**Written request:** Search the data below for the word "this" and copy each line that holds it.

**Excerpted data:**
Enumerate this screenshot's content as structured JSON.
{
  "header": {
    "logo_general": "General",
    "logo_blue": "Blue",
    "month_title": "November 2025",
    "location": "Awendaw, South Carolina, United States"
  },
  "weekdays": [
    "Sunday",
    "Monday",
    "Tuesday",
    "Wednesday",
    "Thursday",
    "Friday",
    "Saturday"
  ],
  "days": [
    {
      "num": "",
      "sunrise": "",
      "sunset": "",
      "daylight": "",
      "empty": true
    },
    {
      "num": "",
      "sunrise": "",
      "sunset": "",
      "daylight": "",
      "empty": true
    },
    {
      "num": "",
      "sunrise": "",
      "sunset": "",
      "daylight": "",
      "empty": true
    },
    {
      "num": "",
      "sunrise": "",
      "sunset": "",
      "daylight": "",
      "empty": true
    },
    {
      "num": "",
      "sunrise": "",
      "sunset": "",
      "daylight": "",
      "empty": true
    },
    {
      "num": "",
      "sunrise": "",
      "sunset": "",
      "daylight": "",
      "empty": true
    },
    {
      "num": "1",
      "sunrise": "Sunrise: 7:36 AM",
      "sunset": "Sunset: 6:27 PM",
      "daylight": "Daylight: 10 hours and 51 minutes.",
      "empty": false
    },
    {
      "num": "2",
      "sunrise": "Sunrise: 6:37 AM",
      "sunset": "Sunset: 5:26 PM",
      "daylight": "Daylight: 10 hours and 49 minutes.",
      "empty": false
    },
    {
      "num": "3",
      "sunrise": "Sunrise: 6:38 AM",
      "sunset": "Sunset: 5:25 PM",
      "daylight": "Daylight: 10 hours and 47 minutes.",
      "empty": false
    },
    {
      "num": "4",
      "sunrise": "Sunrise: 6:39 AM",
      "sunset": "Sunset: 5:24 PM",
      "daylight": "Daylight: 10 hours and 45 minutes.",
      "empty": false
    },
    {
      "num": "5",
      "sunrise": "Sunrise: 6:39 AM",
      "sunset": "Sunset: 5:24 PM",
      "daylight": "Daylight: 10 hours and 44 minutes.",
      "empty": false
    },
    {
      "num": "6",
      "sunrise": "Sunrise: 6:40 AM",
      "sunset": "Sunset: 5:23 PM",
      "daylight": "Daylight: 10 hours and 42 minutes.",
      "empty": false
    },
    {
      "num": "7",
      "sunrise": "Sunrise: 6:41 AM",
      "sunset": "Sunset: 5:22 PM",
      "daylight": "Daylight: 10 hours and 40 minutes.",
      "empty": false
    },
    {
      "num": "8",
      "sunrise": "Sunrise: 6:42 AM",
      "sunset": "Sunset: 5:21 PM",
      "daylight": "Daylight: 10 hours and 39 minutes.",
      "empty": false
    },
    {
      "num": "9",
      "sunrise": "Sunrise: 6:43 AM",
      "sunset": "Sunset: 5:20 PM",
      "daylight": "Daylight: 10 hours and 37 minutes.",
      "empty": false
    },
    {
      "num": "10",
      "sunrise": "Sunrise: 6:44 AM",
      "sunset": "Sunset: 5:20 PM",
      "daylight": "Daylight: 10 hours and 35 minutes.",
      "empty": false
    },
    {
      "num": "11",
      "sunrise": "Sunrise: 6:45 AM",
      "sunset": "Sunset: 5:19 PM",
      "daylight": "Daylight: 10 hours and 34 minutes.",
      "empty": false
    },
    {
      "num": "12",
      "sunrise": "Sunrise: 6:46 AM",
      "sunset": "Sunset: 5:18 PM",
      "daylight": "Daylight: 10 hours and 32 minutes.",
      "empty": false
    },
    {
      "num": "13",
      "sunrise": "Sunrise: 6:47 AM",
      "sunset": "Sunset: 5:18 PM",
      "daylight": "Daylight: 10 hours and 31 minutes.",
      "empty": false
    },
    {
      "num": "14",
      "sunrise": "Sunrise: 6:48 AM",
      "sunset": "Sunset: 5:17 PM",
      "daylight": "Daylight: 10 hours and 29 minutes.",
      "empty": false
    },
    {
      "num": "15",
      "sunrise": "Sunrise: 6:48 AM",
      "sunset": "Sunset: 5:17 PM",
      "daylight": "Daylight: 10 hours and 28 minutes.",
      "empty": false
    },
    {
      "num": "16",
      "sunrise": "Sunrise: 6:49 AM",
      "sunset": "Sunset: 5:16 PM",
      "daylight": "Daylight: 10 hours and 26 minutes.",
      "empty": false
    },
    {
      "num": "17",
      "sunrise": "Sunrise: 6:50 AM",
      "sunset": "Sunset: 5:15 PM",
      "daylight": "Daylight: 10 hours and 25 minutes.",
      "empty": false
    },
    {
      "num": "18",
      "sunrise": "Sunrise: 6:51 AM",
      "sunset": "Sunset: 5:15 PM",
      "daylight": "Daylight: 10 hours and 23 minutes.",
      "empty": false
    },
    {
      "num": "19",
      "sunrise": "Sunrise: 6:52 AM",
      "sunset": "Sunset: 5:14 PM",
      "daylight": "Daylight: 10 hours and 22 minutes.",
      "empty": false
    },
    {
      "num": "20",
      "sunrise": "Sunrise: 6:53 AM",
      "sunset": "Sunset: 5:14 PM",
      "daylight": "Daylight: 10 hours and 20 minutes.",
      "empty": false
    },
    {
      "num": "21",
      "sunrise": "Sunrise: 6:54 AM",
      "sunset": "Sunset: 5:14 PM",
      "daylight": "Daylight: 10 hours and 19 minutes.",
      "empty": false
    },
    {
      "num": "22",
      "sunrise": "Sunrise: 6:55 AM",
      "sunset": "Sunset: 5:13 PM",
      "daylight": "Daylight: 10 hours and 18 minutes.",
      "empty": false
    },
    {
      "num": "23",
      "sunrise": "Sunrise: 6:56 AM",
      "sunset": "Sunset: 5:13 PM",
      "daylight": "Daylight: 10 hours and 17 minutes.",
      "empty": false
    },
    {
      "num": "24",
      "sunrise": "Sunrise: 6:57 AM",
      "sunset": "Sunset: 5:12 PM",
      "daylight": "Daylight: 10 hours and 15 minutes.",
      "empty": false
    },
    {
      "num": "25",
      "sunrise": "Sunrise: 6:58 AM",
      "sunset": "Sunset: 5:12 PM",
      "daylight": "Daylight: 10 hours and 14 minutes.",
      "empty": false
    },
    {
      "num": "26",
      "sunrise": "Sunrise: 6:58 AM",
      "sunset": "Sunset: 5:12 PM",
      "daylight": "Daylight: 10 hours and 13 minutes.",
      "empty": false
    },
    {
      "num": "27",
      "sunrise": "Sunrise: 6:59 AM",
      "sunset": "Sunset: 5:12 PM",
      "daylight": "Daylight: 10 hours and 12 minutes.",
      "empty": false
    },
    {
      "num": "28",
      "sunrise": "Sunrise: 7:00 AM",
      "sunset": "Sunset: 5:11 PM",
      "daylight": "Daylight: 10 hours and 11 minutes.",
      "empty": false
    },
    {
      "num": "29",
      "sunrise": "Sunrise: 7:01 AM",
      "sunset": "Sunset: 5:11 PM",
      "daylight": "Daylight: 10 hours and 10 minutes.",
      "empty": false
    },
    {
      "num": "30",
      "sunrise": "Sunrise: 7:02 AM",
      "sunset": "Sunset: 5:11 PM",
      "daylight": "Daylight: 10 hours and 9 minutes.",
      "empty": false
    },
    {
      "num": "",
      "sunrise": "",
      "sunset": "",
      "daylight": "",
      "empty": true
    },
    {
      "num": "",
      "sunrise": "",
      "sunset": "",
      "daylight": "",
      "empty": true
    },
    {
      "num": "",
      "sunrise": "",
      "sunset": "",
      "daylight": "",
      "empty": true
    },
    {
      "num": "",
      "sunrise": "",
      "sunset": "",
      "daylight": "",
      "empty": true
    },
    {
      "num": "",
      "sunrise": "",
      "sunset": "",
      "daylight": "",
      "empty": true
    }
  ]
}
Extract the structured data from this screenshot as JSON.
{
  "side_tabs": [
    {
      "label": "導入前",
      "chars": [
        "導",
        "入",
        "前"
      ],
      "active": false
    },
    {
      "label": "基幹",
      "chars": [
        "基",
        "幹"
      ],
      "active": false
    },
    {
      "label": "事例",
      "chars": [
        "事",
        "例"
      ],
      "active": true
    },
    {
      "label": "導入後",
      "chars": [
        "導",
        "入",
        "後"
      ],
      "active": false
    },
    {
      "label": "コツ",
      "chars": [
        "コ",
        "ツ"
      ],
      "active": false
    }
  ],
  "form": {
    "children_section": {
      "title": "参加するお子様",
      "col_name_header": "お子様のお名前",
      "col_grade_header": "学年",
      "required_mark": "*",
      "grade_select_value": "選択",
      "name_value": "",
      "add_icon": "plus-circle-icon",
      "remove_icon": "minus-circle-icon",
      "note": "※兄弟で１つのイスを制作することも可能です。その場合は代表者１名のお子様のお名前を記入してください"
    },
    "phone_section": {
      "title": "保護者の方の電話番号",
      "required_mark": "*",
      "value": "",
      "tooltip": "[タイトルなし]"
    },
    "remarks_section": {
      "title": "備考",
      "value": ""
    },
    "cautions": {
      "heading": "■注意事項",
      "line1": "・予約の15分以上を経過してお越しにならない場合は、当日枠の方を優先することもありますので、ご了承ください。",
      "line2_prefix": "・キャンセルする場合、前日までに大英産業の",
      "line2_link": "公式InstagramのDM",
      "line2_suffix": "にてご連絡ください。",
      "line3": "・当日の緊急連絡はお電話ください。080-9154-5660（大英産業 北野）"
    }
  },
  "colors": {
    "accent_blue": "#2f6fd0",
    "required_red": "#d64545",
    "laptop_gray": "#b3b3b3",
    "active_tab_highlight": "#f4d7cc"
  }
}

**Reply to the exercise:**
Enumerate this screenshot's content as structured JSON.
Extract the structured data from this screenshot as JSON.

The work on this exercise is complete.